───── Input data ─────

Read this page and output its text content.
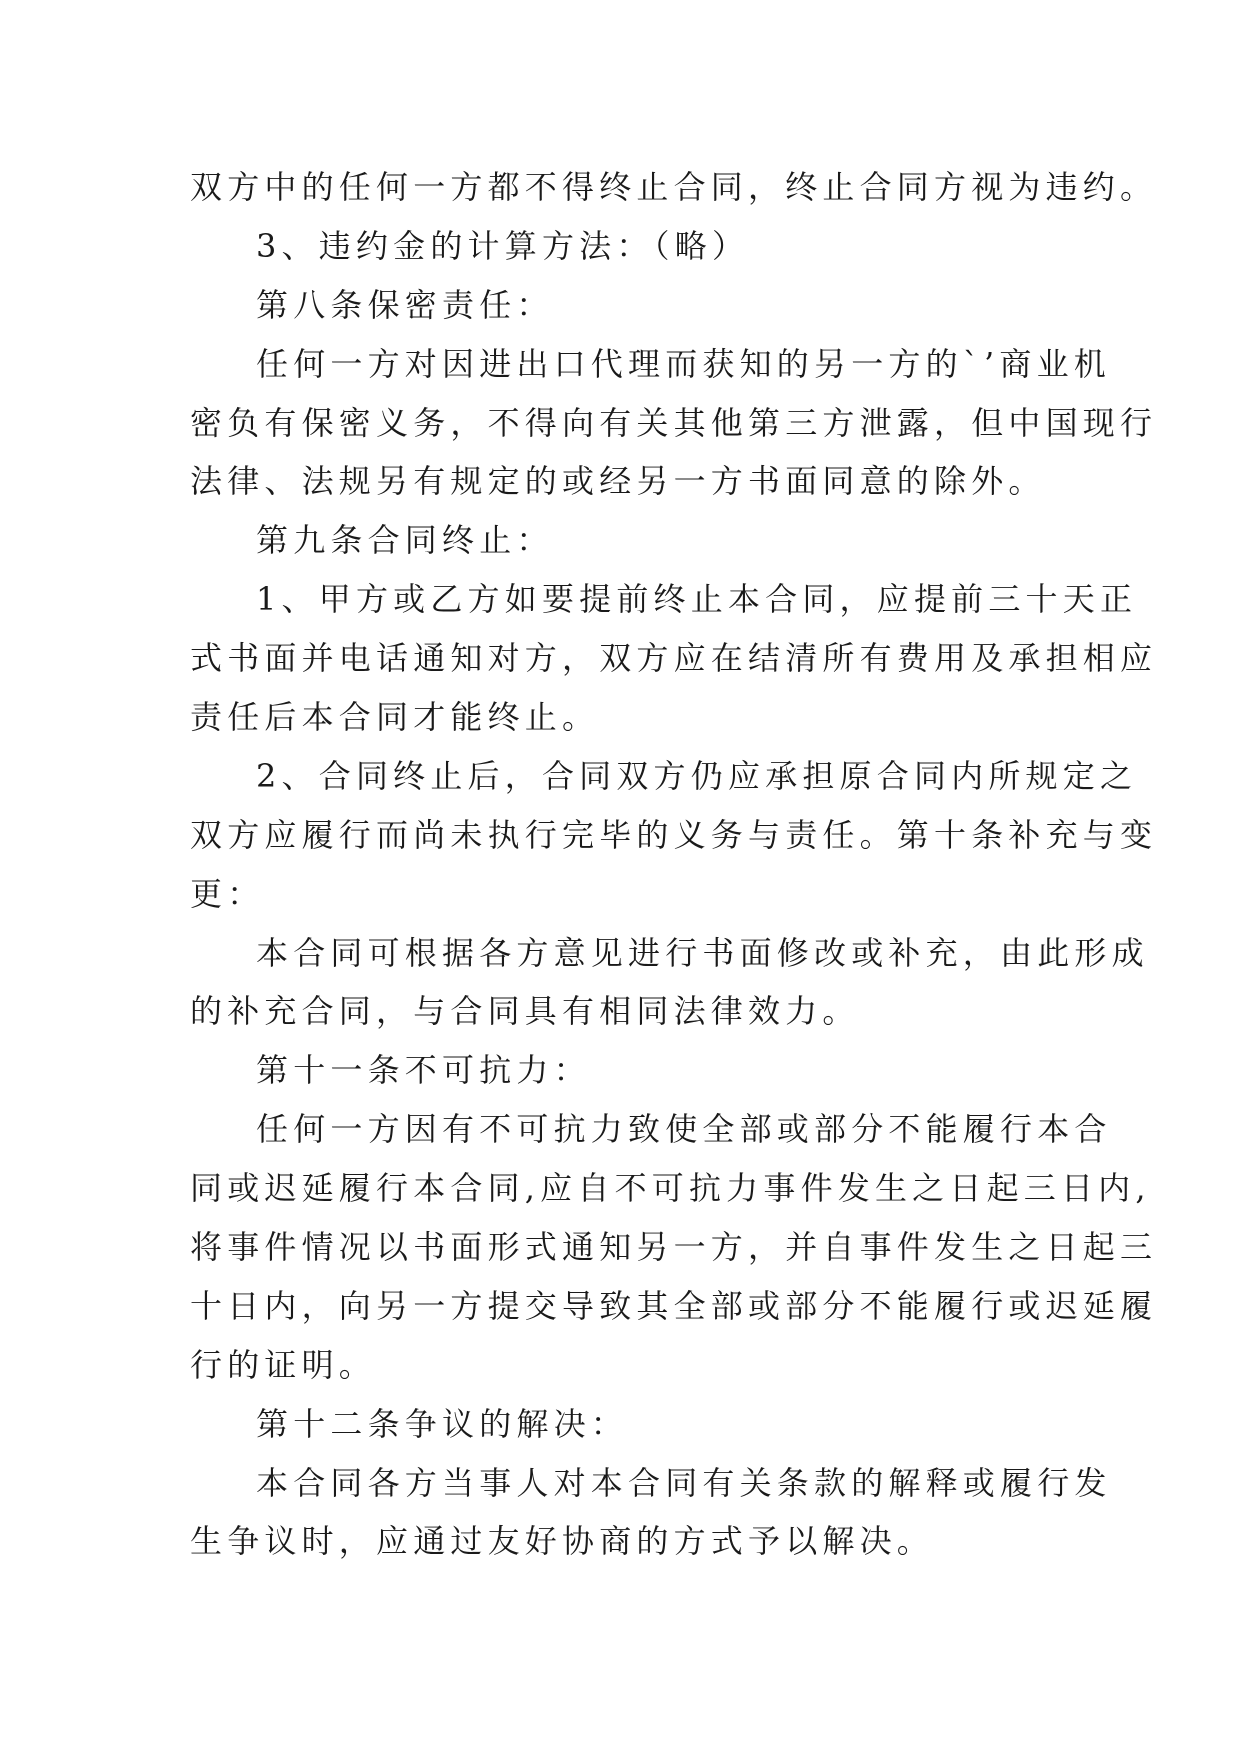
双方中的任何一方都不得终止合同，终止合同方视为违约。
3、违约金的计算方法：（略）
第八条保密责任：
任何一方对因进出口代理而获知的另一方的`’商业机
密负有保密义务，不得向有关其他第三方泄露，但中国现行
法律、法规另有规定的或经另一方书面同意的除外。
第九条合同终止：
1、甲方或乙方如要提前终止本合同，应提前三十天正
式书面并电话通知对方，双方应在结清所有费用及承担相应
责任后本合同才能终止。
2、合同终止后，合同双方仍应承担原合同内所规定之
双方应履行而尚未执行完毕的义务与责任。第十条补充与变
更：
本合同可根据各方意见进行书面修改或补充，由此形成
的补充合同，与合同具有相同法律效力。
第十一条不可抗力：
任何一方因有不可抗力致使全部或部分不能履行本合
同或迟延履行本合同,应自不可抗力事件发生之日起三日内,
将事件情况以书面形式通知另一方，并自事件发生之日起三
十日内，向另一方提交导致其全部或部分不能履行或迟延履
行的证明。
第十二条争议的解决：
本合同各方当事人对本合同有关条款的解释或履行发
生争议时，应通过友好协商的方式予以解决。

─────

Requirement:
Pictures in the records should not appear in your copy, but everything else must be transcribed exactly.

Exercise response:
Read this page and output its text content.
双方中的任何一方都不得终止合同，终止合同方视为违约。
3、违约金的计算方法：（略）
第八条保密责任：
任何一方对因进出口代理而获知的另一方的`’商业机
密负有保密义务，不得向有关其他第三方泄露，但中国现行
法律、法规另有规定的或经另一方书面同意的除外。
第九条合同终止：
1、甲方或乙方如要提前终止本合同，应提前三十天正
式书面并电话通知对方，双方应在结清所有费用及承担相应
责任后本合同才能终止。
2、合同终止后，合同双方仍应承担原合同内所规定之
双方应履行而尚未执行完毕的义务与责任。第十条补充与变
更：
本合同可根据各方意见进行书面修改或补充，由此形成
的补充合同，与合同具有相同法律效力。
第十一条不可抗力：
任何一方因有不可抗力致使全部或部分不能履行本合
同或迟延履行本合同,应自不可抗力事件发生之日起三日内,
将事件情况以书面形式通知另一方，并自事件发生之日起三
十日内，向另一方提交导致其全部或部分不能履行或迟延履
行的证明。
第十二条争议的解决：
本合同各方当事人对本合同有关条款的解释或履行发
生争议时，应通过友好协商的方式予以解决。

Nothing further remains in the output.